Exercise
From the listing below, return each line that includes "ISBNS".

Data supplied
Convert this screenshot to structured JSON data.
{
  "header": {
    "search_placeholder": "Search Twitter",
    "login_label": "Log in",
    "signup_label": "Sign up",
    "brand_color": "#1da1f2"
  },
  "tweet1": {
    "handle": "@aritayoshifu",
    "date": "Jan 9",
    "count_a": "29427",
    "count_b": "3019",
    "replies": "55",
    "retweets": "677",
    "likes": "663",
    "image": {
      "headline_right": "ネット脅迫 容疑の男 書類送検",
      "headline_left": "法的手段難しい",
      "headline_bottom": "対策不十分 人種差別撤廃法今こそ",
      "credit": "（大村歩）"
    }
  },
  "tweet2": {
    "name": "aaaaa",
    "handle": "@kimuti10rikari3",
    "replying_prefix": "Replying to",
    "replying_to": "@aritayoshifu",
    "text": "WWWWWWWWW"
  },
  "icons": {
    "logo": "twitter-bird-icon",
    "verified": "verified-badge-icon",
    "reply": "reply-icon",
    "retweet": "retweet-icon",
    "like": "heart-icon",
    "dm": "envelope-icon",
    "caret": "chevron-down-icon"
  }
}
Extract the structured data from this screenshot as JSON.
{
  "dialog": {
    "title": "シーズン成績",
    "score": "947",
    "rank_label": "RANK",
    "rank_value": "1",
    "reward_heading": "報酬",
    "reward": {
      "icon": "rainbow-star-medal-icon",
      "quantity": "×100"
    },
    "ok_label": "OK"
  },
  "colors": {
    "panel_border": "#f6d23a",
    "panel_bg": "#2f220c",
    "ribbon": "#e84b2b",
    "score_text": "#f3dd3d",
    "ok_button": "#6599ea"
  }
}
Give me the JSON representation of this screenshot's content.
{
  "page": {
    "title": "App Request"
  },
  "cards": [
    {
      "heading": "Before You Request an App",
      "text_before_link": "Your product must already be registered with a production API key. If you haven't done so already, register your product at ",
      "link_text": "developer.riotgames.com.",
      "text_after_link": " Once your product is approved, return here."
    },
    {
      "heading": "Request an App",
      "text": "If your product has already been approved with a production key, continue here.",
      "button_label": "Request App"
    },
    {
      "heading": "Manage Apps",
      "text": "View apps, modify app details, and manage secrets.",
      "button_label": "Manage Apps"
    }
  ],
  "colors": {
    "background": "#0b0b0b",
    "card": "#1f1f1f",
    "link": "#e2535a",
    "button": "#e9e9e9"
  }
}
==
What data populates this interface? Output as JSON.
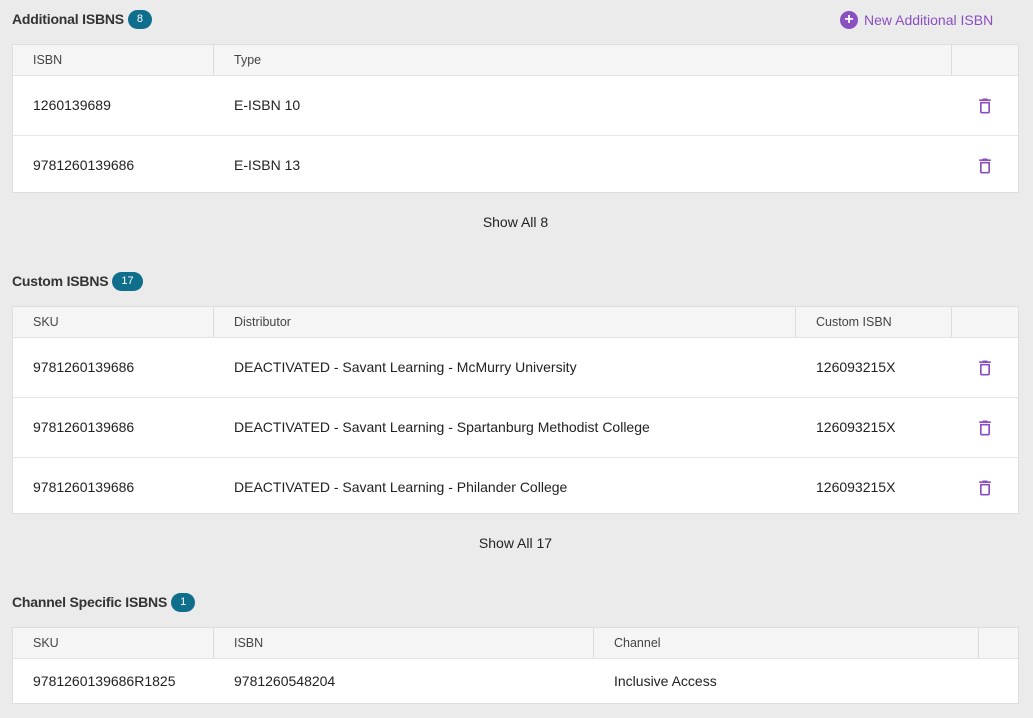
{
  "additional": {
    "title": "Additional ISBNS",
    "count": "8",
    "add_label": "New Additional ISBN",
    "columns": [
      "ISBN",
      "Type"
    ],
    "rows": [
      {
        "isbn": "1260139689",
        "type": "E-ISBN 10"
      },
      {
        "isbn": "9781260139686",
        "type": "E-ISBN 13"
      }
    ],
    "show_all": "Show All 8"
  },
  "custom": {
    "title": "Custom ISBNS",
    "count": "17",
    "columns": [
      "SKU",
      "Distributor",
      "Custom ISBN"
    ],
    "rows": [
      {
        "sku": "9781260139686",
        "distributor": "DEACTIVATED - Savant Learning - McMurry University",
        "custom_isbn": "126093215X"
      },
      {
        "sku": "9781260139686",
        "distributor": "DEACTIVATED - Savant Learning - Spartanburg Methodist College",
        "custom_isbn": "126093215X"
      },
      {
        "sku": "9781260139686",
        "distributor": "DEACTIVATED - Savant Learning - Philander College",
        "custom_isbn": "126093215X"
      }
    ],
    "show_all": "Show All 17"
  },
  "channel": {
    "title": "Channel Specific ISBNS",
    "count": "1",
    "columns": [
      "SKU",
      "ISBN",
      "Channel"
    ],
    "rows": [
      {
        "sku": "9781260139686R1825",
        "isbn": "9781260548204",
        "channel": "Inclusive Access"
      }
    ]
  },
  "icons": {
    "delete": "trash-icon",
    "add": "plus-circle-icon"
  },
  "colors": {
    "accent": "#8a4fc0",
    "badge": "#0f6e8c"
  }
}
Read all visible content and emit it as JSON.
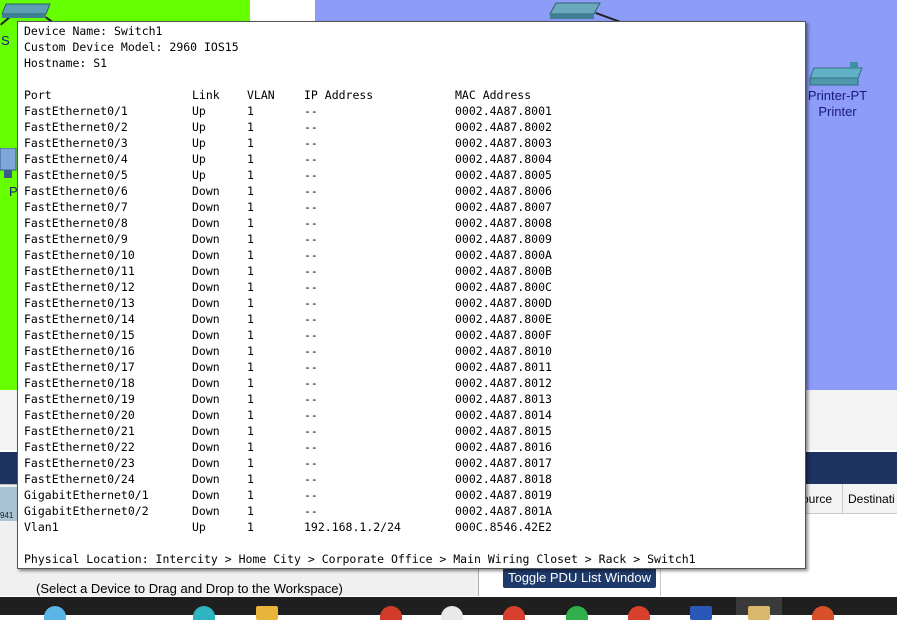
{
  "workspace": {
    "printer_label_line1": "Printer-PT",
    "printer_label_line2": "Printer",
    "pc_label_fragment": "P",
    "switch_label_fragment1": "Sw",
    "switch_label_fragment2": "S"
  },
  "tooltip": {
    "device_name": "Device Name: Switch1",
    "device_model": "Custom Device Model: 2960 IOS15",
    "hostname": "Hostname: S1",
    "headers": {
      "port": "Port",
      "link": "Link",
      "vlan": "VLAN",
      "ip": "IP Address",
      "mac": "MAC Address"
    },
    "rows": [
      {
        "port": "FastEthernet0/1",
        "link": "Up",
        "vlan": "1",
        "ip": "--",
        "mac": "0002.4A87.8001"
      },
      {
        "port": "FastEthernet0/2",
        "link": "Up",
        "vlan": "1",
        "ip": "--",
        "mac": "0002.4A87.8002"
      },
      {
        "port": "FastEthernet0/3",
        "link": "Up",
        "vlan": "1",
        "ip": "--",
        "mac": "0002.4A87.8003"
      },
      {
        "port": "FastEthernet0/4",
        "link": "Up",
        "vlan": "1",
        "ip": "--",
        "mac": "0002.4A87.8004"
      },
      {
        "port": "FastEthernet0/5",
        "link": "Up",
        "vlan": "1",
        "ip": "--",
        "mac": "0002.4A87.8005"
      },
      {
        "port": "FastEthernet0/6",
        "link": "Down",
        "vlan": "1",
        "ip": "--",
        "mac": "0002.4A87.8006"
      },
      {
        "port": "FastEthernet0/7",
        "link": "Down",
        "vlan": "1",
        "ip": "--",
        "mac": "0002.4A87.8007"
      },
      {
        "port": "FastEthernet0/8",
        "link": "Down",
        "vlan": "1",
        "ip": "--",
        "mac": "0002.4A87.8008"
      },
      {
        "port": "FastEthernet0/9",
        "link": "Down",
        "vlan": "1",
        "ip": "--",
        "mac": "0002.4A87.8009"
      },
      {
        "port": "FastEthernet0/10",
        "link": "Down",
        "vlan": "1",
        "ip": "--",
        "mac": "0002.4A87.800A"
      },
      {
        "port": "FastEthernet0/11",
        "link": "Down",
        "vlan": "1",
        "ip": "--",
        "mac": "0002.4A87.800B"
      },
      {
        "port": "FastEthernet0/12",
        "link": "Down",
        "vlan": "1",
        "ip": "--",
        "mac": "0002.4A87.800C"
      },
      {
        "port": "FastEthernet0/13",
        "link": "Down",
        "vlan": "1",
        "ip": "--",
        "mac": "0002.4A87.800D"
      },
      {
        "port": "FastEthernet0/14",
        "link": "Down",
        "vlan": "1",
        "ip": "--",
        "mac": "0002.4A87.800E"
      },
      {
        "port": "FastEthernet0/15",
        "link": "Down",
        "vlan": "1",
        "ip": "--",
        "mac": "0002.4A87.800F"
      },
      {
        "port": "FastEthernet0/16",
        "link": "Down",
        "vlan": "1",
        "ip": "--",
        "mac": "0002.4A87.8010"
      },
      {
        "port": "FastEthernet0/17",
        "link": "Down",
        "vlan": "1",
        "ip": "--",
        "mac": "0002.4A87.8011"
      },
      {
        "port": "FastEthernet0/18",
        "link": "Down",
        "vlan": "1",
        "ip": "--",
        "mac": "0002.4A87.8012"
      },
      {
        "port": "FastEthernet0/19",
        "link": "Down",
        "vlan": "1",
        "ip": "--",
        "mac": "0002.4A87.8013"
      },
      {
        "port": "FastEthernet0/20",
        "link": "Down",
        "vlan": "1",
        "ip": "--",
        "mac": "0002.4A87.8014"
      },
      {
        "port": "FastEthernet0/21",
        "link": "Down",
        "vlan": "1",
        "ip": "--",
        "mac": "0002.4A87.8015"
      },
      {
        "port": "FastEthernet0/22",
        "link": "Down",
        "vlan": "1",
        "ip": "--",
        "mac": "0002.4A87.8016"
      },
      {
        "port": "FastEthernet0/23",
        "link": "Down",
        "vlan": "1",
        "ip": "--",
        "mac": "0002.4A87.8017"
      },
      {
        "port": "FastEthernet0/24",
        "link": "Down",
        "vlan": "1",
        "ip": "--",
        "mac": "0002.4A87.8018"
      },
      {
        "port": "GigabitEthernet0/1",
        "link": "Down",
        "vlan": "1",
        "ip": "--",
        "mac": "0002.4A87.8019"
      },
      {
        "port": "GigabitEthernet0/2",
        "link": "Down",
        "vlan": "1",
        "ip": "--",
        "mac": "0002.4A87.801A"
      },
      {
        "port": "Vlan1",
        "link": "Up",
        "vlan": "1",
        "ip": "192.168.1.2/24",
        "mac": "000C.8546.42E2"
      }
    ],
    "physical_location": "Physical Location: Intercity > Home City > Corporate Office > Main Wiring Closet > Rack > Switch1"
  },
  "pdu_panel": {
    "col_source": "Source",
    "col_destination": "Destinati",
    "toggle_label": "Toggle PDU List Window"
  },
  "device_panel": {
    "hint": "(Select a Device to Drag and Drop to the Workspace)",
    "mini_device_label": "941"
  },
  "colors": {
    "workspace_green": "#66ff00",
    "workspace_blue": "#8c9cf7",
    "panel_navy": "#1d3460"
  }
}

Result below
    "title": "Additional ISBNS",
    "title": "Custom ISBNS",
    "title": "Channel Specific ISBNS",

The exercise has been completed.